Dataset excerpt
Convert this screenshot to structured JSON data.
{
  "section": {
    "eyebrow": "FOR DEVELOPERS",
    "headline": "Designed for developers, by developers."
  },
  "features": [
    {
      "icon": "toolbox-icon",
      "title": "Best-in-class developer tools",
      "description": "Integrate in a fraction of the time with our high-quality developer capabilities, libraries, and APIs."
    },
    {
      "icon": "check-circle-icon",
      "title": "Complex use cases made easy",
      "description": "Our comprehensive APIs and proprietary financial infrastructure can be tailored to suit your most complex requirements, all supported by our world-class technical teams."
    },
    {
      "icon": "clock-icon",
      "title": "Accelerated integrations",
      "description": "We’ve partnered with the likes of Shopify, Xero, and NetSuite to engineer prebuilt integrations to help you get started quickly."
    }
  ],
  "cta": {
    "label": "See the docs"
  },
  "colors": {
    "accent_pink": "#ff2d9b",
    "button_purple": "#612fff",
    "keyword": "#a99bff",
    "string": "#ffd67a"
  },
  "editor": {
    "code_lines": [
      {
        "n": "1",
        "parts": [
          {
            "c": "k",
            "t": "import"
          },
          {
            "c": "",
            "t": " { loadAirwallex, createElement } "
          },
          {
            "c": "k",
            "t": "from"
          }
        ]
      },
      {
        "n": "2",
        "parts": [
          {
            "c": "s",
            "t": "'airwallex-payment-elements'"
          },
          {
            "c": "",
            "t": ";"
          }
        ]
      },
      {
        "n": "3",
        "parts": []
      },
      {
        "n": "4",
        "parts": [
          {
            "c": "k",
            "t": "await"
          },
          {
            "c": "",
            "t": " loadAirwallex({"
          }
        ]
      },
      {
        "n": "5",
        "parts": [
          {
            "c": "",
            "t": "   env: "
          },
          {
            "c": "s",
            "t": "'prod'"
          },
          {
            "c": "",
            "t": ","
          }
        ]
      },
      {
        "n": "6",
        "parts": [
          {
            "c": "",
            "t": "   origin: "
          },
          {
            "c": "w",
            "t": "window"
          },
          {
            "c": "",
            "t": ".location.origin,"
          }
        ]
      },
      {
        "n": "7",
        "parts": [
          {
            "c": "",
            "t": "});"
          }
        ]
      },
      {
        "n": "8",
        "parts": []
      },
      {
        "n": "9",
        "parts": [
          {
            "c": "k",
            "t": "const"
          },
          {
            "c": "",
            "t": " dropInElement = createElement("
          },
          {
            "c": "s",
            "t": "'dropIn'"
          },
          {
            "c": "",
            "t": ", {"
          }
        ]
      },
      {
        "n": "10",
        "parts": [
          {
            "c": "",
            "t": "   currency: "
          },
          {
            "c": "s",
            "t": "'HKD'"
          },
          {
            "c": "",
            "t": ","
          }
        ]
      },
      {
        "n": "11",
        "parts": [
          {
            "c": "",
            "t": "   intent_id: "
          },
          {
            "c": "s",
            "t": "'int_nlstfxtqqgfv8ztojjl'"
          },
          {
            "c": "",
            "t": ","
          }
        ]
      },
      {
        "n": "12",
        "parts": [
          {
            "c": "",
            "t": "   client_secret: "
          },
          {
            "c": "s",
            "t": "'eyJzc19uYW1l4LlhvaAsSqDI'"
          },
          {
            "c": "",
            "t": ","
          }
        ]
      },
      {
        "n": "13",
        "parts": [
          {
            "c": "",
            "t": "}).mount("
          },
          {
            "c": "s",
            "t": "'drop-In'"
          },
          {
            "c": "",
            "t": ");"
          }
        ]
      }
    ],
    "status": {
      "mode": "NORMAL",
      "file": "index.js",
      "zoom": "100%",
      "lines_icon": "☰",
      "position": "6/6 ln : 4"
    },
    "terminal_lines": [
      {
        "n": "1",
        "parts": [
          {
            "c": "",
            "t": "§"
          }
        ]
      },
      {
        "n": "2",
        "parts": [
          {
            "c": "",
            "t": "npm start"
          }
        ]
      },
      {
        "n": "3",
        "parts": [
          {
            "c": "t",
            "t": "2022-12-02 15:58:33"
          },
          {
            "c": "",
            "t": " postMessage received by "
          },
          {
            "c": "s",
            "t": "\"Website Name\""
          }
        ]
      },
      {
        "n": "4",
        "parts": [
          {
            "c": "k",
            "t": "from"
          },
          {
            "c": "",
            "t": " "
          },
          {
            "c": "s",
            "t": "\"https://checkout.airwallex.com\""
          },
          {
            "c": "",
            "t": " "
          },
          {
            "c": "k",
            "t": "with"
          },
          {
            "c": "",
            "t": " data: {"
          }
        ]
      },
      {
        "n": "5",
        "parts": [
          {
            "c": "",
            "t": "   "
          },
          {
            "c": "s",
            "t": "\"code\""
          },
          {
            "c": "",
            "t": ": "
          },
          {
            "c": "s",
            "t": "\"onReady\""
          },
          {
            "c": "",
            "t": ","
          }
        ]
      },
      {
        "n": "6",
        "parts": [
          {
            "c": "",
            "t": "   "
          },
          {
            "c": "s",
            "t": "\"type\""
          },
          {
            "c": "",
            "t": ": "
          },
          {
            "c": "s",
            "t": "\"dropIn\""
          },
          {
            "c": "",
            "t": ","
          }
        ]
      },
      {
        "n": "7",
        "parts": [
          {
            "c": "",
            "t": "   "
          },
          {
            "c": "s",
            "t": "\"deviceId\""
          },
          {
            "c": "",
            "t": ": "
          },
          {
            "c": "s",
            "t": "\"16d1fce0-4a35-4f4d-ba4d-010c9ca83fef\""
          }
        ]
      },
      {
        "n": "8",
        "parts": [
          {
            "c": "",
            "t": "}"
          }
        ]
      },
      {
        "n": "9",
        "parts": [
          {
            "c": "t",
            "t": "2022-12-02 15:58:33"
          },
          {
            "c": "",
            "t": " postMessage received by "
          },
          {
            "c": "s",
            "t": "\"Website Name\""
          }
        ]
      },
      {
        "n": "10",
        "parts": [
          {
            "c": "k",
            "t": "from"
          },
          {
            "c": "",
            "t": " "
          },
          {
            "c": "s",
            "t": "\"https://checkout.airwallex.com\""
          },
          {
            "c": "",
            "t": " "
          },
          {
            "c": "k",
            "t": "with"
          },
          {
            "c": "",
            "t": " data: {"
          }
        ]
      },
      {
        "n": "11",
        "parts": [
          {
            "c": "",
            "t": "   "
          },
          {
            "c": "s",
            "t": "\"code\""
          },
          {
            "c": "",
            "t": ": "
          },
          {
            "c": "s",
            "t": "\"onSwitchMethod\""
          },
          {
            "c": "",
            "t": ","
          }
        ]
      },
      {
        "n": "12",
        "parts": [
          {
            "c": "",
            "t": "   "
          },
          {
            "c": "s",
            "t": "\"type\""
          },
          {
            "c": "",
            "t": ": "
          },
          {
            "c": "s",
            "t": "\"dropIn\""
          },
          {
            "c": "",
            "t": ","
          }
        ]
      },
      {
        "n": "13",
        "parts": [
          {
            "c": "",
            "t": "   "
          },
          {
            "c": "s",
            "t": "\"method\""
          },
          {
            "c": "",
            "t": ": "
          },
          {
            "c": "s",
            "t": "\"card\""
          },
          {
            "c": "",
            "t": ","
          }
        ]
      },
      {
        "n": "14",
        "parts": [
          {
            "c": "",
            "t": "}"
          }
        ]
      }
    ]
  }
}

• _Instruction_: Recopy the entries above exactly, with every line included.

• _Complete answer_:
Convert this screenshot to structured JSON data.
{
  "section": {
    "eyebrow": "FOR DEVELOPERS",
    "headline": "Designed for developers, by developers."
  },
  "features": [
    {
      "icon": "toolbox-icon",
      "title": "Best-in-class developer tools",
      "description": "Integrate in a fraction of the time with our high-quality developer capabilities, libraries, and APIs."
    },
    {
      "icon": "check-circle-icon",
      "title": "Complex use cases made easy",
      "description": "Our comprehensive APIs and proprietary financial infrastructure can be tailored to suit your most complex requirements, all supported by our world-class technical teams."
    },
    {
      "icon": "clock-icon",
      "title": "Accelerated integrations",
      "description": "We’ve partnered with the likes of Shopify, Xero, and NetSuite to engineer prebuilt integrations to help you get started quickly."
    }
  ],
  "cta": {
    "label": "See the docs"
  },
  "colors": {
    "accent_pink": "#ff2d9b",
    "button_purple": "#612fff",
    "keyword": "#a99bff",
    "string": "#ffd67a"
  },
  "editor": {
    "code_lines": [
      {
        "n": "1",
        "parts": [
          {
            "c": "k",
            "t": "import"
          },
          {
            "c": "",
            "t": " { loadAirwallex, createElement } "
          },
          {
            "c": "k",
            "t": "from"
          }
        ]
      },
      {
        "n": "2",
        "parts": [
          {
            "c": "s",
            "t": "'airwallex-payment-elements'"
          },
          {
            "c": "",
            "t": ";"
          }
        ]
      },
      {
        "n": "3",
        "parts": []
      },
      {
        "n": "4",
        "parts": [
          {
            "c": "k",
            "t": "await"
          },
          {
            "c": "",
            "t": " loadAirwallex({"
          }
        ]
      },
      {
        "n": "5",
        "parts": [
          {
            "c": "",
            "t": "   env: "
          },
          {
            "c": "s",
            "t": "'prod'"
          },
          {
            "c": "",
            "t": ","
          }
        ]
      },
      {
        "n": "6",
        "parts": [
          {
            "c": "",
            "t": "   origin: "
          },
          {
            "c": "w",
            "t": "window"
          },
          {
            "c": "",
            "t": ".location.origin,"
          }
        ]
      },
      {
        "n": "7",
        "parts": [
          {
            "c": "",
            "t": "});"
          }
        ]
      },
      {
        "n": "8",
        "parts": []
      },
      {
        "n": "9",
        "parts": [
          {
            "c": "k",
            "t": "const"
          },
          {
            "c": "",
            "t": " dropInElement = createElement("
          },
          {
            "c": "s",
            "t": "'dropIn'"
          },
          {
            "c": "",
            "t": ", {"
          }
        ]
      },
      {
        "n": "10",
        "parts": [
          {
            "c": "",
            "t": "   currency: "
          },
          {
            "c": "s",
            "t": "'HKD'"
          },
          {
            "c": "",
            "t": ","
          }
        ]
      },
      {
        "n": "11",
        "parts": [
          {
            "c": "",
            "t": "   intent_id: "
          },
          {
            "c": "s",
            "t": "'int_nlstfxtqqgfv8ztojjl'"
          },
          {
            "c": "",
            "t": ","
          }
        ]
      },
      {
        "n": "12",
        "parts": [
          {
            "c": "",
            "t": "   client_secret: "
          },
          {
            "c": "s",
            "t": "'eyJzc19uYW1l4LlhvaAsSqDI'"
          },
          {
            "c": "",
            "t": ","
          }
        ]
      },
      {
        "n": "13",
        "parts": [
          {
            "c": "",
            "t": "}).mount("
          },
          {
            "c": "s",
            "t": "'drop-In'"
          },
          {
            "c": "",
            "t": ");"
          }
        ]
      }
    ],
    "status": {
      "mode": "NORMAL",
      "file": "index.js",
      "zoom": "100%",
      "lines_icon": "☰",
      "position": "6/6 ln : 4"
    },
    "terminal_lines": [
      {
        "n": "1",
        "parts": [
          {
            "c": "",
            "t": "§"
          }
        ]
      },
      {
        "n": "2",
        "parts": [
          {
            "c": "",
            "t": "npm start"
          }
        ]
      },
      {
        "n": "3",
        "parts": [
          {
            "c": "t",
            "t": "2022-12-02 15:58:33"
          },
          {
            "c": "",
            "t": " postMessage received by "
          },
          {
            "c": "s",
            "t": "\"Website Name\""
          }
        ]
      },
      {
        "n": "4",
        "parts": [
          {
            "c": "k",
            "t": "from"
          },
          {
            "c": "",
            "t": " "
          },
          {
            "c": "s",
            "t": "\"https://checkout.airwallex.com\""
          },
          {
            "c": "",
            "t": " "
          },
          {
            "c": "k",
            "t": "with"
          },
          {
            "c": "",
            "t": " data: {"
          }
        ]
      },
      {
        "n": "5",
        "parts": [
          {
            "c": "",
            "t": "   "
          },
          {
            "c": "s",
            "t": "\"code\""
          },
          {
            "c": "",
            "t": ": "
          },
          {
            "c": "s",
            "t": "\"onReady\""
          },
          {
            "c": "",
            "t": ","
          }
        ]
      },
      {
        "n": "6",
        "parts": [
          {
            "c": "",
            "t": "   "
          },
          {
            "c": "s",
            "t": "\"type\""
          },
          {
            "c": "",
            "t": ": "
          },
          {
            "c": "s",
            "t": "\"dropIn\""
          },
          {
            "c": "",
            "t": ","
          }
        ]
      },
      {
        "n": "7",
        "parts": [
          {
            "c": "",
            "t": "   "
          },
          {
            "c": "s",
            "t": "\"deviceId\""
          },
          {
            "c": "",
            "t": ": "
          },
          {
            "c": "s",
            "t": "\"16d1fce0-4a35-4f4d-ba4d-010c9ca83fef\""
          }
        ]
      },
      {
        "n": "8",
        "parts": [
          {
            "c": "",
            "t": "}"
          }
        ]
      },
      {
        "n": "9",
        "parts": [
          {
            "c": "t",
            "t": "2022-12-02 15:58:33"
          },
          {
            "c": "",
            "t": " postMessage received by "
          },
          {
            "c": "s",
            "t": "\"Website Name\""
          }
        ]
      },
      {
        "n": "10",
        "parts": [
          {
            "c": "k",
            "t": "from"
          },
          {
            "c": "",
            "t": " "
          },
          {
            "c": "s",
            "t": "\"https://checkout.airwallex.com\""
          },
          {
            "c": "",
            "t": " "
          },
          {
            "c": "k",
            "t": "with"
          },
          {
            "c": "",
            "t": " data: {"
          }
        ]
      },
      {
        "n": "11",
        "parts": [
          {
            "c": "",
            "t": "   "
          },
          {
            "c": "s",
            "t": "\"code\""
          },
          {
            "c": "",
            "t": ": "
          },
          {
            "c": "s",
            "t": "\"onSwitchMethod\""
          },
          {
            "c": "",
            "t": ","
          }
        ]
      },
      {
        "n": "12",
        "parts": [
          {
            "c": "",
            "t": "   "
          },
          {
            "c": "s",
            "t": "\"type\""
          },
          {
            "c": "",
            "t": ": "
          },
          {
            "c": "s",
            "t": "\"dropIn\""
          },
          {
            "c": "",
            "t": ","
          }
        ]
      },
      {
        "n": "13",
        "parts": [
          {
            "c": "",
            "t": "   "
          },
          {
            "c": "s",
            "t": "\"method\""
          },
          {
            "c": "",
            "t": ": "
          },
          {
            "c": "s",
            "t": "\"card\""
          },
          {
            "c": "",
            "t": ","
          }
        ]
      },
      {
        "n": "14",
        "parts": [
          {
            "c": "",
            "t": "}"
          }
        ]
      }
    ]
  }
}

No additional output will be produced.